## GIVEN RECORDS
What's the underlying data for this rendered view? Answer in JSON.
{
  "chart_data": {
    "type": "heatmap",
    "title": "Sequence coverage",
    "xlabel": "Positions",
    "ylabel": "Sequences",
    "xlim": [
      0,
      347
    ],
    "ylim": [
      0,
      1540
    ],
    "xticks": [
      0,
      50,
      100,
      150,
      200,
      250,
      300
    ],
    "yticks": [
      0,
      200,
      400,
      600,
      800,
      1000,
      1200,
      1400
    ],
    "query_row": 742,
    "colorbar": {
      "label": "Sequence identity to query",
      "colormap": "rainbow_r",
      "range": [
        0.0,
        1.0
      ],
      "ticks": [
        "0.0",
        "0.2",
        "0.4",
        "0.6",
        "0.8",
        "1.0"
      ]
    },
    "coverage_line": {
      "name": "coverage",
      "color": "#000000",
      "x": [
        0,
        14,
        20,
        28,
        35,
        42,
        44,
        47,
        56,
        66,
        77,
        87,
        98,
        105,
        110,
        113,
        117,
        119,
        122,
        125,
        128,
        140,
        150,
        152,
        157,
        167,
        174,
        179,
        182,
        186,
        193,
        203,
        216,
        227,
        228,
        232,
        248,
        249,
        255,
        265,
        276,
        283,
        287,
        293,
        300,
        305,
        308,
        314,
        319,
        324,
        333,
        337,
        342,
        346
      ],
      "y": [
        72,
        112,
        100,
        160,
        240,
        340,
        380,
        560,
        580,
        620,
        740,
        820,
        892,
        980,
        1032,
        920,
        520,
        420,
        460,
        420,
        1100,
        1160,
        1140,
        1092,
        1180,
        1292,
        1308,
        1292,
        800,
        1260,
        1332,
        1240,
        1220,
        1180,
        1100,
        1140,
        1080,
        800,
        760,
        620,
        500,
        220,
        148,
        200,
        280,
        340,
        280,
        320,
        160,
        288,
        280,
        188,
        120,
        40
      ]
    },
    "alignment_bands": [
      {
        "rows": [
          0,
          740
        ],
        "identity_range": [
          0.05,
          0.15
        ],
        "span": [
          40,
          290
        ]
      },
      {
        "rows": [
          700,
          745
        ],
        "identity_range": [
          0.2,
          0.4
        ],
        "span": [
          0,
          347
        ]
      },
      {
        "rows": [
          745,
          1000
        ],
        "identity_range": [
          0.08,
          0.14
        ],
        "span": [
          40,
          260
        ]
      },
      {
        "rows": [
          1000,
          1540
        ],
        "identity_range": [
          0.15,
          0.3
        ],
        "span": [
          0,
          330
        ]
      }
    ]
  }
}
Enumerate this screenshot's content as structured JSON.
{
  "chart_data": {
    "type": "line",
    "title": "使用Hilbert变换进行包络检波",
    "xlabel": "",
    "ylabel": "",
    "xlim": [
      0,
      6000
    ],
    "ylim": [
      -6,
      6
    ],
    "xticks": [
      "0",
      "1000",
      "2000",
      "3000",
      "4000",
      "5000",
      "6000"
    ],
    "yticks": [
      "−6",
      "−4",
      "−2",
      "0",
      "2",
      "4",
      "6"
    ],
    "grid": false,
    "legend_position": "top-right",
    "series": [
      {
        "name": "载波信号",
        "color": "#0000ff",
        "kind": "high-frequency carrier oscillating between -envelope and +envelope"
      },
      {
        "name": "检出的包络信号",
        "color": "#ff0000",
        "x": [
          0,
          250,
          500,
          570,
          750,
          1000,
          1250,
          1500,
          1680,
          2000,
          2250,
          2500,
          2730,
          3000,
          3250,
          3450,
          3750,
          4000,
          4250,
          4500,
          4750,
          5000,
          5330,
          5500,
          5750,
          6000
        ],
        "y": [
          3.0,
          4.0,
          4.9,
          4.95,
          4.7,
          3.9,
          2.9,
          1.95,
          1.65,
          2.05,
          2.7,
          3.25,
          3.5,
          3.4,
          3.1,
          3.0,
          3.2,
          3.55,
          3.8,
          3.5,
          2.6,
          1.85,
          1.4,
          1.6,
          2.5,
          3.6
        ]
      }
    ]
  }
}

## PROBLEM TO WORK ON
Set all of the records down again, exactly as they stand.

## WRITTEN ANSWER
What's the underlying data for this rendered view? Answer in JSON.
{
  "chart_data": {
    "type": "heatmap",
    "title": "Sequence coverage",
    "xlabel": "Positions",
    "ylabel": "Sequences",
    "xlim": [
      0,
      347
    ],
    "ylim": [
      0,
      1540
    ],
    "xticks": [
      0,
      50,
      100,
      150,
      200,
      250,
      300
    ],
    "yticks": [
      0,
      200,
      400,
      600,
      800,
      1000,
      1200,
      1400
    ],
    "query_row": 742,
    "colorbar": {
      "label": "Sequence identity to query",
      "colormap": "rainbow_r",
      "range": [
        0.0,
        1.0
      ],
      "ticks": [
        "0.0",
        "0.2",
        "0.4",
        "0.6",
        "0.8",
        "1.0"
      ]
    },
    "coverage_line": {
      "name": "coverage",
      "color": "#000000",
      "x": [
        0,
        14,
        20,
        28,
        35,
        42,
        44,
        47,
        56,
        66,
        77,
        87,
        98,
        105,
        110,
        113,
        117,
        119,
        122,
        125,
        128,
        140,
        150,
        152,
        157,
        167,
        174,
        179,
        182,
        186,
        193,
        203,
        216,
        227,
        228,
        232,
        248,
        249,
        255,
        265,
        276,
        283,
        287,
        293,
        300,
        305,
        308,
        314,
        319,
        324,
        333,
        337,
        342,
        346
      ],
      "y": [
        72,
        112,
        100,
        160,
        240,
        340,
        380,
        560,
        580,
        620,
        740,
        820,
        892,
        980,
        1032,
        920,
        520,
        420,
        460,
        420,
        1100,
        1160,
        1140,
        1092,
        1180,
        1292,
        1308,
        1292,
        800,
        1260,
        1332,
        1240,
        1220,
        1180,
        1100,
        1140,
        1080,
        800,
        760,
        620,
        500,
        220,
        148,
        200,
        280,
        340,
        280,
        320,
        160,
        288,
        280,
        188,
        120,
        40
      ]
    },
    "alignment_bands": [
      {
        "rows": [
          0,
          740
        ],
        "identity_range": [
          0.05,
          0.15
        ],
        "span": [
          40,
          290
        ]
      },
      {
        "rows": [
          700,
          745
        ],
        "identity_range": [
          0.2,
          0.4
        ],
        "span": [
          0,
          347
        ]
      },
      {
        "rows": [
          745,
          1000
        ],
        "identity_range": [
          0.08,
          0.14
        ],
        "span": [
          40,
          260
        ]
      },
      {
        "rows": [
          1000,
          1540
        ],
        "identity_range": [
          0.15,
          0.3
        ],
        "span": [
          0,
          330
        ]
      }
    ]
  }
}
Enumerate this screenshot's content as structured JSON.
{
  "chart_data": {
    "type": "line",
    "title": "使用Hilbert变换进行包络检波",
    "xlabel": "",
    "ylabel": "",
    "xlim": [
      0,
      6000
    ],
    "ylim": [
      -6,
      6
    ],
    "xticks": [
      "0",
      "1000",
      "2000",
      "3000",
      "4000",
      "5000",
      "6000"
    ],
    "yticks": [
      "−6",
      "−4",
      "−2",
      "0",
      "2",
      "4",
      "6"
    ],
    "grid": false,
    "legend_position": "top-right",
    "series": [
      {
        "name": "载波信号",
        "color": "#0000ff",
        "kind": "high-frequency carrier oscillating between -envelope and +envelope"
      },
      {
        "name": "检出的包络信号",
        "color": "#ff0000",
        "x": [
          0,
          250,
          500,
          570,
          750,
          1000,
          1250,
          1500,
          1680,
          2000,
          2250,
          2500,
          2730,
          3000,
          3250,
          3450,
          3750,
          4000,
          4250,
          4500,
          4750,
          5000,
          5330,
          5500,
          5750,
          6000
        ],
        "y": [
          3.0,
          4.0,
          4.9,
          4.95,
          4.7,
          3.9,
          2.9,
          1.95,
          1.65,
          2.05,
          2.7,
          3.25,
          3.5,
          3.4,
          3.1,
          3.0,
          3.2,
          3.55,
          3.8,
          3.5,
          2.6,
          1.85,
          1.4,
          1.6,
          2.5,
          3.6
        ]
      }
    ]
  }
}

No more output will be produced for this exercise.